(Collected data)
========

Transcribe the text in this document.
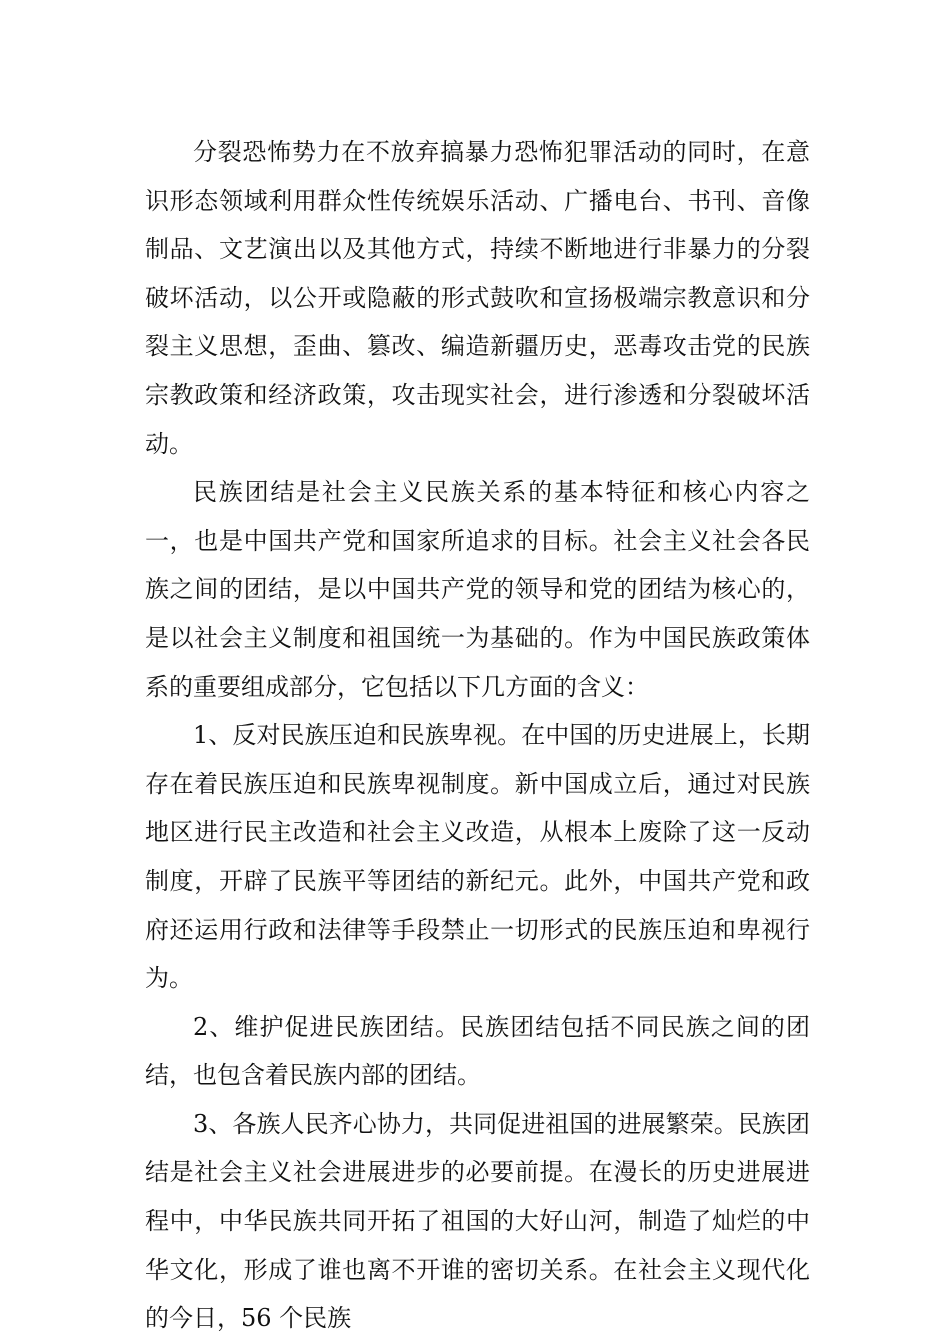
分裂恐怖势力在不放弃搞暴力恐怖犯罪活动的同时，在意识形态领域利用群众性传统娱乐活动、广播电台、书刊、音像制品、文艺演出以及其他方式，持续不断地进行非暴力的分裂破坏活动，以公开或隐蔽的形式鼓吹和宣扬极端宗教意识和分裂主义思想，歪曲、篡改、编造新疆历史，恶毒攻击党的民族宗教政策和经济政策，攻击现实社会，进行渗透和分裂破坏活动。

民族团结是社会主义民族关系的基本特征和核心内容之一，也是中国共产党和国家所追求的目标。社会主义社会各民族之间的团结，是以中国共产党的领导和党的团结为核心的，是以社会主义制度和祖国统一为基础的。作为中国民族政策体系的重要组成部分，它包括以下几方面的含义：

1、反对民族压迫和民族卑视。在中国的历史进展上，长期存在着民族压迫和民族卑视制度。新中国成立后，通过对民族地区进行民主改造和社会主义改造，从根本上废除了这一反动制度，开辟了民族平等团结的新纪元。此外，中国共产党和政府还运用行政和法律等手段禁止一切形式的民族压迫和卑视行为。

2、维护促进民族团结。民族团结包括不同民族之间的团结，也包含着民族内部的团结。

3、各族人民齐心协力，共同促进祖国的进展繁荣。民族团结是社会主义社会进展进步的必要前提。在漫长的历史进展进程中，中华民族共同开拓了祖国的大好山河，制造了灿烂的中华文化，形成了谁也离不开谁的密切关系。在社会主义现代化的今日，56 个民族
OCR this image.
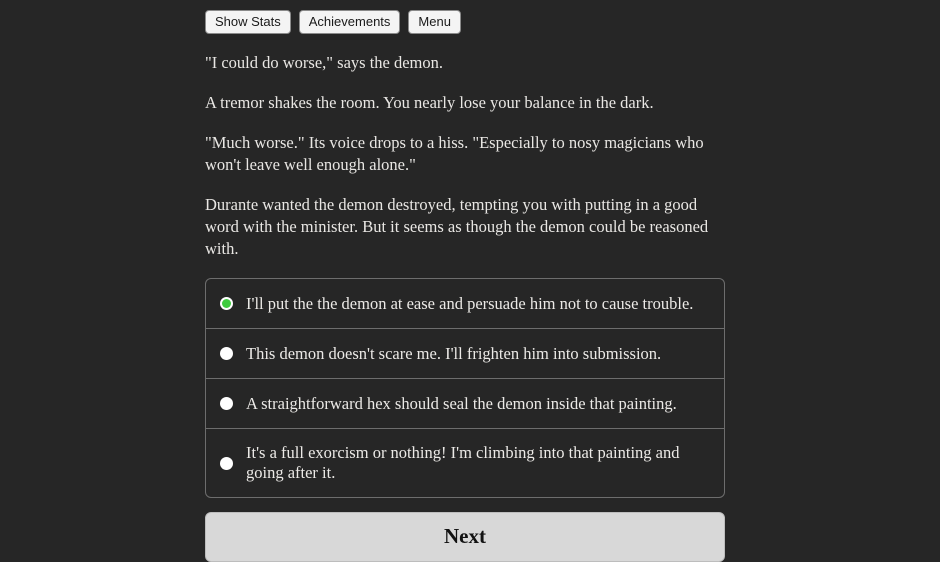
Show Stats	Achievements	Menu

"I could do worse," says the demon.

A tremor shakes the room. You nearly lose your balance in the dark.

"Much worse." Its voice drops to a hiss. "Especially to nosy magicians who won't leave well enough alone."

Durante wanted the demon destroyed, tempting you with putting in a good word with the minister. But it seems as though the demon could be reasoned with.

I'll put the the demon at ease and persuade him not to cause trouble.
This demon doesn't scare me. I'll frighten him into submission.
A straightforward hex should seal the demon inside that painting.
It's a full exorcism or nothing! I'm climbing into that painting and going after it.
Next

========

• **Task brief**
Report all lines of the data that include the word "painting".

• **Result below**
A straightforward hex should seal the demon inside that painting.
It's a full exorcism or nothing! I'm climbing into that painting and going after it.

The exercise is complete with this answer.